_Work to complete_. Extract the full listing below without altering a single character.

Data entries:
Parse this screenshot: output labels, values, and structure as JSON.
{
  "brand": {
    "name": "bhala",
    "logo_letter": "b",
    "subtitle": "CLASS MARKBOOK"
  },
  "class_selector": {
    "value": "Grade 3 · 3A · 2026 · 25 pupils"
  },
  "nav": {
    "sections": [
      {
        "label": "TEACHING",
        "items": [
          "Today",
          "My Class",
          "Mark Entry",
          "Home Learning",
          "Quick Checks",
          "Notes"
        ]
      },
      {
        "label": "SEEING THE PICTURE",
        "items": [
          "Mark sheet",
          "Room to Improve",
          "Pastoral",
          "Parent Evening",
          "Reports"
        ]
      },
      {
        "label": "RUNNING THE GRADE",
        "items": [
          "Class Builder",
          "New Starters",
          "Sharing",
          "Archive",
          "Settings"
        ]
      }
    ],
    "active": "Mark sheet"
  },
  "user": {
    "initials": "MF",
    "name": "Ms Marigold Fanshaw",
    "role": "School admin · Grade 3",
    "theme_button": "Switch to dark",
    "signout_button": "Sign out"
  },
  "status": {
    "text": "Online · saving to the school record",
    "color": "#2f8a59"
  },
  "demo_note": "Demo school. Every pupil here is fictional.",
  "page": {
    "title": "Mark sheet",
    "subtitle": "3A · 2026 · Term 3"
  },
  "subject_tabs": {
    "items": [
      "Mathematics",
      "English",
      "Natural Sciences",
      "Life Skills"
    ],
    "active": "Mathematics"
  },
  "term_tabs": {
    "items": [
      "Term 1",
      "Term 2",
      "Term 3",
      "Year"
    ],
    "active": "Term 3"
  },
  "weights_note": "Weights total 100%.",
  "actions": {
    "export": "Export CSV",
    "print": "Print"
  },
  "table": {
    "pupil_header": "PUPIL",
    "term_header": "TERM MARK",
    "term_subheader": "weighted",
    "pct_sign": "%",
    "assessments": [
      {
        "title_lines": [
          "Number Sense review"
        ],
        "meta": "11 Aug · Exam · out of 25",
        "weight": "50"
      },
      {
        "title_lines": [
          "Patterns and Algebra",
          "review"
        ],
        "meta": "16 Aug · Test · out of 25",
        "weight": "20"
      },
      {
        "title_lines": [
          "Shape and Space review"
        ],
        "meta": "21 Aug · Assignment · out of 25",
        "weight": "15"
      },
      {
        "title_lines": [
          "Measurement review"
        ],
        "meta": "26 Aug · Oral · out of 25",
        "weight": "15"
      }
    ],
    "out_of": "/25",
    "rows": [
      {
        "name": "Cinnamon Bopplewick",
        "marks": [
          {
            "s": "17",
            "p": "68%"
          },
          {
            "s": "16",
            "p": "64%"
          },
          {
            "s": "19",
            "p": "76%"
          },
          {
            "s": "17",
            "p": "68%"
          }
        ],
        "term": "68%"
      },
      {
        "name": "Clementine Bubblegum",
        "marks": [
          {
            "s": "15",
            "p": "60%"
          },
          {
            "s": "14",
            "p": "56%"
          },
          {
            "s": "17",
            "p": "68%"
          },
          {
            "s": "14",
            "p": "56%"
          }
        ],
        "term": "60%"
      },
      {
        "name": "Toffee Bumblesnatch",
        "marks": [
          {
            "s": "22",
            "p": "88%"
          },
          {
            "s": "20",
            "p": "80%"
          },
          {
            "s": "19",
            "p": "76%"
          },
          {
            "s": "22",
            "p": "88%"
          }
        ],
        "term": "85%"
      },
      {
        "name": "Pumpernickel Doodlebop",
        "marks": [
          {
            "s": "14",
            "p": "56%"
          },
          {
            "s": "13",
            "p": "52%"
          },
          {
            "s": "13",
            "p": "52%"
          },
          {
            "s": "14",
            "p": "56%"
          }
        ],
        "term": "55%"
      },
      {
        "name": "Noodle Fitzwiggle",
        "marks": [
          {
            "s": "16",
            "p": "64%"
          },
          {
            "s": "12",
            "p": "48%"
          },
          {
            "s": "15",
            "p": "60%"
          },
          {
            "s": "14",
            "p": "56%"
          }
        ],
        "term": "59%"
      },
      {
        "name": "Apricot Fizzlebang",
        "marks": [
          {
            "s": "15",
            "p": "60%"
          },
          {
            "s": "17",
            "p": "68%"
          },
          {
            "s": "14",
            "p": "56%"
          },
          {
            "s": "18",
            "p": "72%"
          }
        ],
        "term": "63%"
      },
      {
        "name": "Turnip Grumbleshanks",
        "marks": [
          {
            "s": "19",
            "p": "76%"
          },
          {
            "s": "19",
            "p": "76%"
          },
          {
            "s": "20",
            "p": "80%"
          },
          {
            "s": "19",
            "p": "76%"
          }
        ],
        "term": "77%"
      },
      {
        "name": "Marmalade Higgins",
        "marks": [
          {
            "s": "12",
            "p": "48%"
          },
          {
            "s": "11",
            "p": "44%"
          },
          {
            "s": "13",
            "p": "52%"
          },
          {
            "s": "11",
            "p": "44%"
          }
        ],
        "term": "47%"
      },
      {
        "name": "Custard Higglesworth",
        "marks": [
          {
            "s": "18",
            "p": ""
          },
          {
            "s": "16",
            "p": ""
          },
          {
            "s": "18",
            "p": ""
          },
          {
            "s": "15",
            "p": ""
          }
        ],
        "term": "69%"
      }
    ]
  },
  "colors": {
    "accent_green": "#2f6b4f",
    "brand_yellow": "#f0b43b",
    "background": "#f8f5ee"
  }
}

_Task output_.
Parse this screenshot: output labels, values, and structure as JSON.
{
  "brand": {
    "name": "bhala",
    "logo_letter": "b",
    "subtitle": "CLASS MARKBOOK"
  },
  "class_selector": {
    "value": "Grade 3 · 3A · 2026 · 25 pupils"
  },
  "nav": {
    "sections": [
      {
        "label": "TEACHING",
        "items": [
          "Today",
          "My Class",
          "Mark Entry",
          "Home Learning",
          "Quick Checks",
          "Notes"
        ]
      },
      {
        "label": "SEEING THE PICTURE",
        "items": [
          "Mark sheet",
          "Room to Improve",
          "Pastoral",
          "Parent Evening",
          "Reports"
        ]
      },
      {
        "label": "RUNNING THE GRADE",
        "items": [
          "Class Builder",
          "New Starters",
          "Sharing",
          "Archive",
          "Settings"
        ]
      }
    ],
    "active": "Mark sheet"
  },
  "user": {
    "initials": "MF",
    "name": "Ms Marigold Fanshaw",
    "role": "School admin · Grade 3",
    "theme_button": "Switch to dark",
    "signout_button": "Sign out"
  },
  "status": {
    "text": "Online · saving to the school record",
    "color": "#2f8a59"
  },
  "demo_note": "Demo school. Every pupil here is fictional.",
  "page": {
    "title": "Mark sheet",
    "subtitle": "3A · 2026 · Term 3"
  },
  "subject_tabs": {
    "items": [
      "Mathematics",
      "English",
      "Natural Sciences",
      "Life Skills"
    ],
    "active": "Mathematics"
  },
  "term_tabs": {
    "items": [
      "Term 1",
      "Term 2",
      "Term 3",
      "Year"
    ],
    "active": "Term 3"
  },
  "weights_note": "Weights total 100%.",
  "actions": {
    "export": "Export CSV",
    "print": "Print"
  },
  "table": {
    "pupil_header": "PUPIL",
    "term_header": "TERM MARK",
    "term_subheader": "weighted",
    "pct_sign": "%",
    "assessments": [
      {
        "title_lines": [
          "Number Sense review"
        ],
        "meta": "11 Aug · Exam · out of 25",
        "weight": "50"
      },
      {
        "title_lines": [
          "Patterns and Algebra",
          "review"
        ],
        "meta": "16 Aug · Test · out of 25",
        "weight": "20"
      },
      {
        "title_lines": [
          "Shape and Space review"
        ],
        "meta": "21 Aug · Assignment · out of 25",
        "weight": "15"
      },
      {
        "title_lines": [
          "Measurement review"
        ],
        "meta": "26 Aug · Oral · out of 25",
        "weight": "15"
      }
    ],
    "out_of": "/25",
    "rows": [
      {
        "name": "Cinnamon Bopplewick",
        "marks": [
          {
            "s": "17",
            "p": "68%"
          },
          {
            "s": "16",
            "p": "64%"
          },
          {
            "s": "19",
            "p": "76%"
          },
          {
            "s": "17",
            "p": "68%"
          }
        ],
        "term": "68%"
      },
      {
        "name": "Clementine Bubblegum",
        "marks": [
          {
            "s": "15",
            "p": "60%"
          },
          {
            "s": "14",
            "p": "56%"
          },
          {
            "s": "17",
            "p": "68%"
          },
          {
            "s": "14",
            "p": "56%"
          }
        ],
        "term": "60%"
      },
      {
        "name": "Toffee Bumblesnatch",
        "marks": [
          {
            "s": "22",
            "p": "88%"
          },
          {
            "s": "20",
            "p": "80%"
          },
          {
            "s": "19",
            "p": "76%"
          },
          {
            "s": "22",
            "p": "88%"
          }
        ],
        "term": "85%"
      },
      {
        "name": "Pumpernickel Doodlebop",
        "marks": [
          {
            "s": "14",
            "p": "56%"
          },
          {
            "s": "13",
            "p": "52%"
          },
          {
            "s": "13",
            "p": "52%"
          },
          {
            "s": "14",
            "p": "56%"
          }
        ],
        "term": "55%"
      },
      {
        "name": "Noodle Fitzwiggle",
        "marks": [
          {
            "s": "16",
            "p": "64%"
          },
          {
            "s": "12",
            "p": "48%"
          },
          {
            "s": "15",
            "p": "60%"
          },
          {
            "s": "14",
            "p": "56%"
          }
        ],
        "term": "59%"
      },
      {
        "name": "Apricot Fizzlebang",
        "marks": [
          {
            "s": "15",
            "p": "60%"
          },
          {
            "s": "17",
            "p": "68%"
          },
          {
            "s": "14",
            "p": "56%"
          },
          {
            "s": "18",
            "p": "72%"
          }
        ],
        "term": "63%"
      },
      {
        "name": "Turnip Grumbleshanks",
        "marks": [
          {
            "s": "19",
            "p": "76%"
          },
          {
            "s": "19",
            "p": "76%"
          },
          {
            "s": "20",
            "p": "80%"
          },
          {
            "s": "19",
            "p": "76%"
          }
        ],
        "term": "77%"
      },
      {
        "name": "Marmalade Higgins",
        "marks": [
          {
            "s": "12",
            "p": "48%"
          },
          {
            "s": "11",
            "p": "44%"
          },
          {
            "s": "13",
            "p": "52%"
          },
          {
            "s": "11",
            "p": "44%"
          }
        ],
        "term": "47%"
      },
      {
        "name": "Custard Higglesworth",
        "marks": [
          {
            "s": "18",
            "p": ""
          },
          {
            "s": "16",
            "p": ""
          },
          {
            "s": "18",
            "p": ""
          },
          {
            "s": "15",
            "p": ""
          }
        ],
        "term": "69%"
      }
    ]
  },
  "colors": {
    "accent_green": "#2f6b4f",
    "brand_yellow": "#f0b43b",
    "background": "#f8f5ee"
  }
}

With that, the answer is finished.